## [Set problem]
Search the data below for the string "this". Extract every line that contains it.
+ + +
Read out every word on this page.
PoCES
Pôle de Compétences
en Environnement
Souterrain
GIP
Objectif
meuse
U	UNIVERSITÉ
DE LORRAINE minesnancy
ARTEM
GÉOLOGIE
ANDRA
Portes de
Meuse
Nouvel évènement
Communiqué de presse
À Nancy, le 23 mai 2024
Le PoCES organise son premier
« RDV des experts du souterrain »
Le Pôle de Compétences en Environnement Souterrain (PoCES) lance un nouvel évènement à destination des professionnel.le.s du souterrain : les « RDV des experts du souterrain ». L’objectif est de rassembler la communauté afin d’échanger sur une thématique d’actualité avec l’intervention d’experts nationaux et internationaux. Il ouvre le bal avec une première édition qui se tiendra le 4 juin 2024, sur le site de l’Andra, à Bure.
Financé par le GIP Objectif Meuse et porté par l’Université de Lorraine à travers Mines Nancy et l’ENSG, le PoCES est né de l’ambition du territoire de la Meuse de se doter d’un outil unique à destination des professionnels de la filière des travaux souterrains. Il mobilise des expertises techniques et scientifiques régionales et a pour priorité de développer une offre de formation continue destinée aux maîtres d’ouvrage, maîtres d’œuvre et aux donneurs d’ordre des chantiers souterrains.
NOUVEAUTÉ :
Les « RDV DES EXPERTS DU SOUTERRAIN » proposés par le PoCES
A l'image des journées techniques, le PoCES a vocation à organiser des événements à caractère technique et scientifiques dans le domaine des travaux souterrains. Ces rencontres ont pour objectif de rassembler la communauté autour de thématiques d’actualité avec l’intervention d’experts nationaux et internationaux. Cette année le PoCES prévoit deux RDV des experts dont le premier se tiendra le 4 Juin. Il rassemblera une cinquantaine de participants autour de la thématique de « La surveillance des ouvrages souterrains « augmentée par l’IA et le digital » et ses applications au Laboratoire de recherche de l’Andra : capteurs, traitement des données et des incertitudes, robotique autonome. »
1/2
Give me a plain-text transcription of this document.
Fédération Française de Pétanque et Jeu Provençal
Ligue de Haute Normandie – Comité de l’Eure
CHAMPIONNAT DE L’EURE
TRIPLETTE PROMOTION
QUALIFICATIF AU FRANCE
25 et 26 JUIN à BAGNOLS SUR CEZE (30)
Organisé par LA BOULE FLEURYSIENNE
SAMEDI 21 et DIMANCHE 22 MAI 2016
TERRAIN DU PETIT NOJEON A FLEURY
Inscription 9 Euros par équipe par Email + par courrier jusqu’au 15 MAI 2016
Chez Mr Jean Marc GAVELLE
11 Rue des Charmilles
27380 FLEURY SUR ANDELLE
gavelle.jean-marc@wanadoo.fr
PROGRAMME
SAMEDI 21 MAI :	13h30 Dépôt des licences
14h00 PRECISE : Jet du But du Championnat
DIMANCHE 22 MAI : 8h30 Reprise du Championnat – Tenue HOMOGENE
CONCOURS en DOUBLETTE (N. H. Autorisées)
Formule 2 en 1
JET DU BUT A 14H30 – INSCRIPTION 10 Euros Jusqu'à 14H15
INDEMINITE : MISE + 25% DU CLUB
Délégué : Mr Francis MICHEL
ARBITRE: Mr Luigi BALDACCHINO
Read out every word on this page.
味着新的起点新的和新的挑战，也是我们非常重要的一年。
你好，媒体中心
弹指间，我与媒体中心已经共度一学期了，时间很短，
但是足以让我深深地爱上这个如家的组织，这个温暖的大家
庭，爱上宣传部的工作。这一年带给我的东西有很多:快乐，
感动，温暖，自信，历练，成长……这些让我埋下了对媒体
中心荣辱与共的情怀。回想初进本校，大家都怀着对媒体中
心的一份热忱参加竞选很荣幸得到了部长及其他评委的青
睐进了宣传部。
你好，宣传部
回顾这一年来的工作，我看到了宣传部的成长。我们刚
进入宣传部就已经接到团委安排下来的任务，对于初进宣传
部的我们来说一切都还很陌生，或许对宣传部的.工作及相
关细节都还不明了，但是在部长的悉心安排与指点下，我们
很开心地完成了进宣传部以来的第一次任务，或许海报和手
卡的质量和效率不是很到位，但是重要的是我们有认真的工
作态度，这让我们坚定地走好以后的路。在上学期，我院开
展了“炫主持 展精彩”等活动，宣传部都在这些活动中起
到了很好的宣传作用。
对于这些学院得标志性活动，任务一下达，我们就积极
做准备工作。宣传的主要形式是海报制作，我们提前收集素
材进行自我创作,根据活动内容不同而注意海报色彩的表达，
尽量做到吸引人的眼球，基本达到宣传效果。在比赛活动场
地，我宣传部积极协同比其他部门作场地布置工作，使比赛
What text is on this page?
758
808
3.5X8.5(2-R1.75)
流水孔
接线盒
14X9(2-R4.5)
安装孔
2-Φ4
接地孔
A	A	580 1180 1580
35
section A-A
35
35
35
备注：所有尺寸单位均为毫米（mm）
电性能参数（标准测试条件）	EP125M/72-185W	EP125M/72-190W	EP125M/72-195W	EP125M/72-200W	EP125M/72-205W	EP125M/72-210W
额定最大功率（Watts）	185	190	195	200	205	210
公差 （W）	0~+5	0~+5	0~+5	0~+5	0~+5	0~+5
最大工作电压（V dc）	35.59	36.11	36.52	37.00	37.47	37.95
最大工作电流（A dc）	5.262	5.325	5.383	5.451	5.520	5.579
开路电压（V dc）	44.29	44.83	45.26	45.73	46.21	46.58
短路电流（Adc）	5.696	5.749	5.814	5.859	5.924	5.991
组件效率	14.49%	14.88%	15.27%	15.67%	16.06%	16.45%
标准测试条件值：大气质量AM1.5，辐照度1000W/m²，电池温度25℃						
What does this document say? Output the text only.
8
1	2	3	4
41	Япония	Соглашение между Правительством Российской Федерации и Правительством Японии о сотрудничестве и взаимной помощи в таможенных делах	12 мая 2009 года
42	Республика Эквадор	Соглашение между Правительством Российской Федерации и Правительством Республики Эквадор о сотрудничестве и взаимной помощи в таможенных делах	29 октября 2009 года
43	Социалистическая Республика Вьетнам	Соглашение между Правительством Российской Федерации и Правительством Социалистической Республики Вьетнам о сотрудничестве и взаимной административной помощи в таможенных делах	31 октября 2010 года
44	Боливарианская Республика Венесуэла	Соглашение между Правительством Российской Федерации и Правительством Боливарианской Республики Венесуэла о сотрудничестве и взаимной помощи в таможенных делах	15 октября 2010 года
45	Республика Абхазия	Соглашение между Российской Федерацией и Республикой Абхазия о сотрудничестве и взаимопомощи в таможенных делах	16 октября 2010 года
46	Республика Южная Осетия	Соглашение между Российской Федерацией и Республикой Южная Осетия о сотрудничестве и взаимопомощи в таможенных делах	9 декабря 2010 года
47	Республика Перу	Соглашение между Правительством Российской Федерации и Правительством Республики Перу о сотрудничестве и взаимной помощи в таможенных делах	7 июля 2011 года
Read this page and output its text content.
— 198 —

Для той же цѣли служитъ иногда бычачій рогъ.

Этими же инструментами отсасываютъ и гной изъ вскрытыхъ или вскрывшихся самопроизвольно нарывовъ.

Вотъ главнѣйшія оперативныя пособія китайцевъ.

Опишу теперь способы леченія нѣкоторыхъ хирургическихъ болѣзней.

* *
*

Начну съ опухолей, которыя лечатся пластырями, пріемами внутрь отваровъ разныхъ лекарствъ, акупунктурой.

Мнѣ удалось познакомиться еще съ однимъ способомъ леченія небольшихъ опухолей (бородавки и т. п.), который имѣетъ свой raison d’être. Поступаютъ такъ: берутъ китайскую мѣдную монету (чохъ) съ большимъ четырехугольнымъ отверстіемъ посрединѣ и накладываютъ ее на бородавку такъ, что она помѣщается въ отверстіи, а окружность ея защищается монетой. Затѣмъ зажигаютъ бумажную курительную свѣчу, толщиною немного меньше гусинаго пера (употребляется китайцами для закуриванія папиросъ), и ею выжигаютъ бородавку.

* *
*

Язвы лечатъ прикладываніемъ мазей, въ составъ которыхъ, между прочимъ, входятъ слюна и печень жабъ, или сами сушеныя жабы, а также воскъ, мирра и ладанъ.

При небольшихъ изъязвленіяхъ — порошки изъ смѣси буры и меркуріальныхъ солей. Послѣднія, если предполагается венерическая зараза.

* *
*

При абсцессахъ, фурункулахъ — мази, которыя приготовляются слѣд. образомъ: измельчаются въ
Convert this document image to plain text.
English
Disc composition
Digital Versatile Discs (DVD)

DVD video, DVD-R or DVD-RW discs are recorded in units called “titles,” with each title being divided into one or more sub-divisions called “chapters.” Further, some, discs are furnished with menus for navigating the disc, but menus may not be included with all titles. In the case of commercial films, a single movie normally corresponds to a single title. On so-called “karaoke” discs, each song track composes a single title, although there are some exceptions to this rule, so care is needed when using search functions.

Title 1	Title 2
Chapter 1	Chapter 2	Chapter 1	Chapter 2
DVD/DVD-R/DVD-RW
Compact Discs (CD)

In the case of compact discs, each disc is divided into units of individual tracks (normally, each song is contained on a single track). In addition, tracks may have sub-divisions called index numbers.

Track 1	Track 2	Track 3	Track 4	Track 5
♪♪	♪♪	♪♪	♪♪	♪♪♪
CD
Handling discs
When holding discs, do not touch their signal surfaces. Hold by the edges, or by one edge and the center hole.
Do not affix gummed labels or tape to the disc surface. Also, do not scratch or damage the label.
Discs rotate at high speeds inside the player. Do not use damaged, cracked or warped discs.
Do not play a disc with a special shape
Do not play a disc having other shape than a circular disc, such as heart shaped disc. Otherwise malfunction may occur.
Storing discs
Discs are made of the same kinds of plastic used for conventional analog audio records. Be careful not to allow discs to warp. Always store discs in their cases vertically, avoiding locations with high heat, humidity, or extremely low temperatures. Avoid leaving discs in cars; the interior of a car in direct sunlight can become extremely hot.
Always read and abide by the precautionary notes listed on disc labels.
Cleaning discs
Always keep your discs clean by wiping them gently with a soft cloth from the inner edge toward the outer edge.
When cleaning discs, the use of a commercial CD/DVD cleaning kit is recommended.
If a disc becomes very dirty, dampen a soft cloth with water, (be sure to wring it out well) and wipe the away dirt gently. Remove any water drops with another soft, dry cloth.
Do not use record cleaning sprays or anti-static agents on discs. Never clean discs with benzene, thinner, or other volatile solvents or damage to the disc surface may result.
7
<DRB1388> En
+ + +
## [Correct result]
Read out every word on this page.
Give me a plain-text transcription of this document.
Read out every word on this page.
What text is on this page?
What does this document say? Output the text only.
Read this page and output its text content.
Convert this document image to plain text.
DVD video, DVD-R or DVD-RW discs are recorded in units called “titles,” with each title being divided into one or more sub-divisions called “chapters.” Further, some, discs are furnished with menus for navigating the disc, but menus may not be included with all titles. In the case of commercial films, a single movie normally corresponds to a single title. On so-called “karaoke” discs, each song track composes a single title, although there are some exceptions to this rule, so care is needed when using search functions.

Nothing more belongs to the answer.